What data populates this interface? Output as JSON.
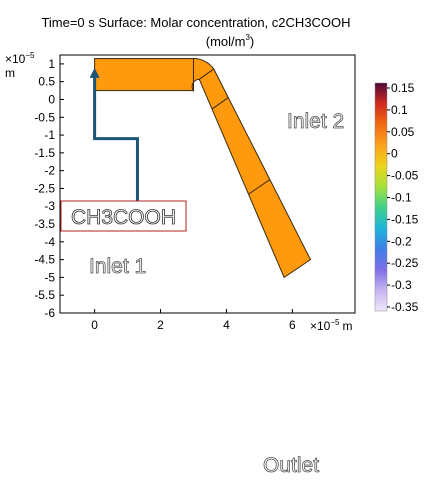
{
  "chart_data": {
    "type": "heatmap",
    "title_line1": "Time=0 s Surface: Molar concentration, c2CH3COOH",
    "title_units": "(mol/m",
    "title_units_sup": "3",
    "title_units_end": ")",
    "y_scale_label": "×10",
    "y_scale_exp": "−5",
    "y_unit": "m",
    "x_scale_label": "×10",
    "x_scale_exp": "−5",
    "x_unit": "m",
    "xlim": [
      -1.05,
      7.9
    ],
    "ylim": [
      -6,
      1.25
    ],
    "x_ticks": [
      0,
      2,
      4,
      6
    ],
    "x_tick_labels": [
      "0",
      "2",
      "4",
      "6"
    ],
    "y_ticks": [
      1,
      0.5,
      0,
      -0.5,
      -1,
      -1.5,
      -2,
      -2.5,
      -3,
      -3.5,
      -4,
      -4.5,
      -5,
      -5.5,
      -6
    ],
    "y_tick_labels": [
      "1",
      "0.5",
      "0",
      "-0.5",
      "-1",
      "-1.5",
      "-2",
      "-2.5",
      "-3",
      "-3.5",
      "-4",
      "-4.5",
      "-5",
      "-5.5",
      "-6"
    ],
    "domain_color": "#ff9a0e",
    "domain_stroke": "#3a2a10",
    "channel": {
      "straight_x": [
        0,
        3.0
      ],
      "straight_y": [
        0.25,
        1.15
      ],
      "bend_center": [
        3.0,
        0.45
      ],
      "bend_inner_r": 0.2,
      "bend_outer_r": 0.7,
      "diag_end_inner": [
        6.55,
        -4.5
      ],
      "diag_end_outer": [
        5.75,
        -5.0
      ],
      "diag_divisions_t": [
        0.15,
        0.58
      ]
    },
    "colorbar": {
      "min": -0.35,
      "max": 0.15,
      "tick_labels": [
        "0.15",
        "0.1",
        "0.05",
        "0",
        "-0.05",
        "-0.1",
        "-0.15",
        "-0.2",
        "-0.25",
        "-0.3",
        "-0.35"
      ],
      "colors": [
        "#4d0a3c",
        "#d02a1e",
        "#f16a12",
        "#fba21d",
        "#ecd41c",
        "#a6e23a",
        "#3fd08c",
        "#1fb4d9",
        "#3f7fe8",
        "#7d6fe6",
        "#c7b4f2",
        "#efe8fb"
      ]
    },
    "annotations": {
      "inlet2_label": "Inlet 2",
      "inlet1_label": "Inlet 1",
      "species_label": "CH3COOH",
      "outlet_label": "Outlet",
      "arrow_color": "#1e5577",
      "box_border_color": "#b22222"
    }
  }
}
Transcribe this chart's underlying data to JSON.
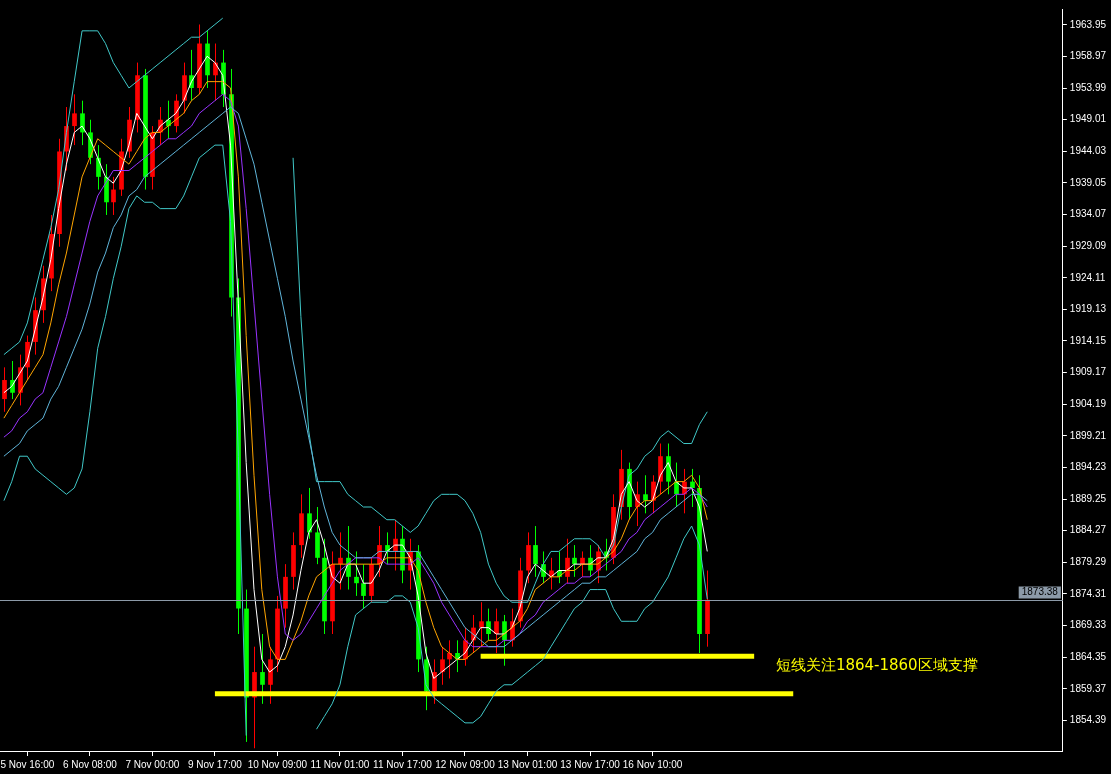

> EXERCISE
Drop the images and quote the entries word for word.

> EXERCISE OUTPUT
What data populates this interface? Output as JSON.
{
  "chart_data": {
    "type": "heatmap",
    "title_line1": "Time=0 s Surface: Molar concentration, c2CH3COOH",
    "title_units": "(mol/m",
    "title_units_sup": "3",
    "title_units_end": ")",
    "y_scale_label": "×10",
    "y_scale_exp": "−5",
    "y_unit": "m",
    "x_scale_label": "×10",
    "x_scale_exp": "−5",
    "x_unit": "m",
    "xlim": [
      -1.05,
      7.9
    ],
    "ylim": [
      -6,
      1.25
    ],
    "x_ticks": [
      0,
      2,
      4,
      6
    ],
    "x_tick_labels": [
      "0",
      "2",
      "4",
      "6"
    ],
    "y_ticks": [
      1,
      0.5,
      0,
      -0.5,
      -1,
      -1.5,
      -2,
      -2.5,
      -3,
      -3.5,
      -4,
      -4.5,
      -5,
      -5.5,
      -6
    ],
    "y_tick_labels": [
      "1",
      "0.5",
      "0",
      "-0.5",
      "-1",
      "-1.5",
      "-2",
      "-2.5",
      "-3",
      "-3.5",
      "-4",
      "-4.5",
      "-5",
      "-5.5",
      "-6"
    ],
    "domain_color": "#ff9a0e",
    "domain_stroke": "#3a2a10",
    "channel": {
      "straight_x": [
        0,
        3.0
      ],
      "straight_y": [
        0.25,
        1.15
      ],
      "bend_center": [
        3.0,
        0.45
      ],
      "bend_inner_r": 0.2,
      "bend_outer_r": 0.7,
      "diag_end_inner": [
        6.55,
        -4.5
      ],
      "diag_end_outer": [
        5.75,
        -5.0
      ],
      "diag_divisions_t": [
        0.15,
        0.58
      ]
    },
    "colorbar": {
      "min": -0.35,
      "max": 0.15,
      "tick_labels": [
        "0.15",
        "0.1",
        "0.05",
        "0",
        "-0.05",
        "-0.1",
        "-0.15",
        "-0.2",
        "-0.25",
        "-0.3",
        "-0.35"
      ],
      "colors": [
        "#4d0a3c",
        "#d02a1e",
        "#f16a12",
        "#fba21d",
        "#ecd41c",
        "#a6e23a",
        "#3fd08c",
        "#1fb4d9",
        "#3f7fe8",
        "#7d6fe6",
        "#c7b4f2",
        "#efe8fb"
      ]
    },
    "annotations": {
      "inlet2_label": "Inlet 2",
      "inlet1_label": "Inlet 1",
      "species_label": "CH3COOH",
      "outlet_label": "Outlet",
      "arrow_color": "#1e5577",
      "box_border_color": "#b22222"
    }
  }
}
Transcribe this chart's underlying data to JSON.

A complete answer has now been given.